EXERCISE TASK ::
Return the records exactly as they are.
╭─ LISTED ENTRIES
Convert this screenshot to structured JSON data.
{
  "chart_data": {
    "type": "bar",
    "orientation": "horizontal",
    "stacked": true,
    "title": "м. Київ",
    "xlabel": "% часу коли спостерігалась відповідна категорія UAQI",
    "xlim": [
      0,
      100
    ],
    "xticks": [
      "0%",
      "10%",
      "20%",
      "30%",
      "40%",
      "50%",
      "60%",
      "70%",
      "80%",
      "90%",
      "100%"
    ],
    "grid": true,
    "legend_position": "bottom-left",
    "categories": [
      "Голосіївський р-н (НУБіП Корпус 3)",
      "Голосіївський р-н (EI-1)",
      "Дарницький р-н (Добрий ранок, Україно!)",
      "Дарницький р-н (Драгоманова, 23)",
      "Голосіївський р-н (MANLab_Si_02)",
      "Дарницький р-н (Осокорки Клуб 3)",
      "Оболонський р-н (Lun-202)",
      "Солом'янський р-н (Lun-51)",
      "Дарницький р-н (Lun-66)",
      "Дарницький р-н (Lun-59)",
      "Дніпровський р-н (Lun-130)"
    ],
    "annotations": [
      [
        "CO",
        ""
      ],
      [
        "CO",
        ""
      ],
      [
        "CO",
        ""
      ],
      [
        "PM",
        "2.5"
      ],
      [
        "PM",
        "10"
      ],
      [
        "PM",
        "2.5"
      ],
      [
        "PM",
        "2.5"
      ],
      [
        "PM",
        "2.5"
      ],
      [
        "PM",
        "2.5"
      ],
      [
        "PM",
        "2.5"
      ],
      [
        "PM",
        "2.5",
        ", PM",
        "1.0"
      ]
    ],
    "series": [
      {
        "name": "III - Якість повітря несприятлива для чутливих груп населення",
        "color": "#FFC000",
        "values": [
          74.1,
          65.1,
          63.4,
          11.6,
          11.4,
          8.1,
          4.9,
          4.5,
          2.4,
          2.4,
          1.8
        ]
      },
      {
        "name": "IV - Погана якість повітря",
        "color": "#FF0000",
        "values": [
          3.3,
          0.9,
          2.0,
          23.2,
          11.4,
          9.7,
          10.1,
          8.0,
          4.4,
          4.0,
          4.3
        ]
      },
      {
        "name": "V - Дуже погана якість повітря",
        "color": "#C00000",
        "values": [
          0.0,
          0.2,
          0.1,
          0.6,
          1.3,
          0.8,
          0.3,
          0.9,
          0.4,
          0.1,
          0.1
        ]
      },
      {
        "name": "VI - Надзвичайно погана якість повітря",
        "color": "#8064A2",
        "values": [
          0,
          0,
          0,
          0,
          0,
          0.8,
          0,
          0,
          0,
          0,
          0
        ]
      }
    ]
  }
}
╰─
EXPECTED ANSWER ::
Convert this screenshot to structured JSON data.
{
  "chart_data": {
    "type": "bar",
    "orientation": "horizontal",
    "stacked": true,
    "title": "м. Київ",
    "xlabel": "% часу коли спостерігалась відповідна категорія UAQI",
    "xlim": [
      0,
      100
    ],
    "xticks": [
      "0%",
      "10%",
      "20%",
      "30%",
      "40%",
      "50%",
      "60%",
      "70%",
      "80%",
      "90%",
      "100%"
    ],
    "grid": true,
    "legend_position": "bottom-left",
    "categories": [
      "Голосіївський р-н (НУБіП Корпус 3)",
      "Голосіївський р-н (EI-1)",
      "Дарницький р-н (Добрий ранок, Україно!)",
      "Дарницький р-н (Драгоманова, 23)",
      "Голосіївський р-н (MANLab_Si_02)",
      "Дарницький р-н (Осокорки Клуб 3)",
      "Оболонський р-н (Lun-202)",
      "Солом'янський р-н (Lun-51)",
      "Дарницький р-н (Lun-66)",
      "Дарницький р-н (Lun-59)",
      "Дніпровський р-н (Lun-130)"
    ],
    "annotations": [
      [
        "CO",
        ""
      ],
      [
        "CO",
        ""
      ],
      [
        "CO",
        ""
      ],
      [
        "PM",
        "2.5"
      ],
      [
        "PM",
        "10"
      ],
      [
        "PM",
        "2.5"
      ],
      [
        "PM",
        "2.5"
      ],
      [
        "PM",
        "2.5"
      ],
      [
        "PM",
        "2.5"
      ],
      [
        "PM",
        "2.5"
      ],
      [
        "PM",
        "2.5",
        ", PM",
        "1.0"
      ]
    ],
    "series": [
      {
        "name": "III - Якість повітря несприятлива для чутливих груп населення",
        "color": "#FFC000",
        "values": [
          74.1,
          65.1,
          63.4,
          11.6,
          11.4,
          8.1,
          4.9,
          4.5,
          2.4,
          2.4,
          1.8
        ]
      },
      {
        "name": "IV - Погана якість повітря",
        "color": "#FF0000",
        "values": [
          3.3,
          0.9,
          2.0,
          23.2,
          11.4,
          9.7,
          10.1,
          8.0,
          4.4,
          4.0,
          4.3
        ]
      },
      {
        "name": "V - Дуже погана якість повітря",
        "color": "#C00000",
        "values": [
          0.0,
          0.2,
          0.1,
          0.6,
          1.3,
          0.8,
          0.3,
          0.9,
          0.4,
          0.1,
          0.1
        ]
      },
      {
        "name": "VI - Надзвичайно погана якість повітря",
        "color": "#8064A2",
        "values": [
          0,
          0,
          0,
          0,
          0,
          0.8,
          0,
          0,
          0,
          0,
          0
        ]
      }
    ]
  }
}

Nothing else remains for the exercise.